Exercise details — Among the lines below, list those containing the string "поселения".

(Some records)
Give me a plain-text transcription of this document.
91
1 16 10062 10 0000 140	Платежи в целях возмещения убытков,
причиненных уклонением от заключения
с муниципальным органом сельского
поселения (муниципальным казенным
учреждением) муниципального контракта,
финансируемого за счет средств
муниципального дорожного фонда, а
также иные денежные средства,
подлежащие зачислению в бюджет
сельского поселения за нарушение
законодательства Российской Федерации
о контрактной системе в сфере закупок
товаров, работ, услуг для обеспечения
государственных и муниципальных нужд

Full response —
поселения (муниципальным казенным
сельского поселения за нарушение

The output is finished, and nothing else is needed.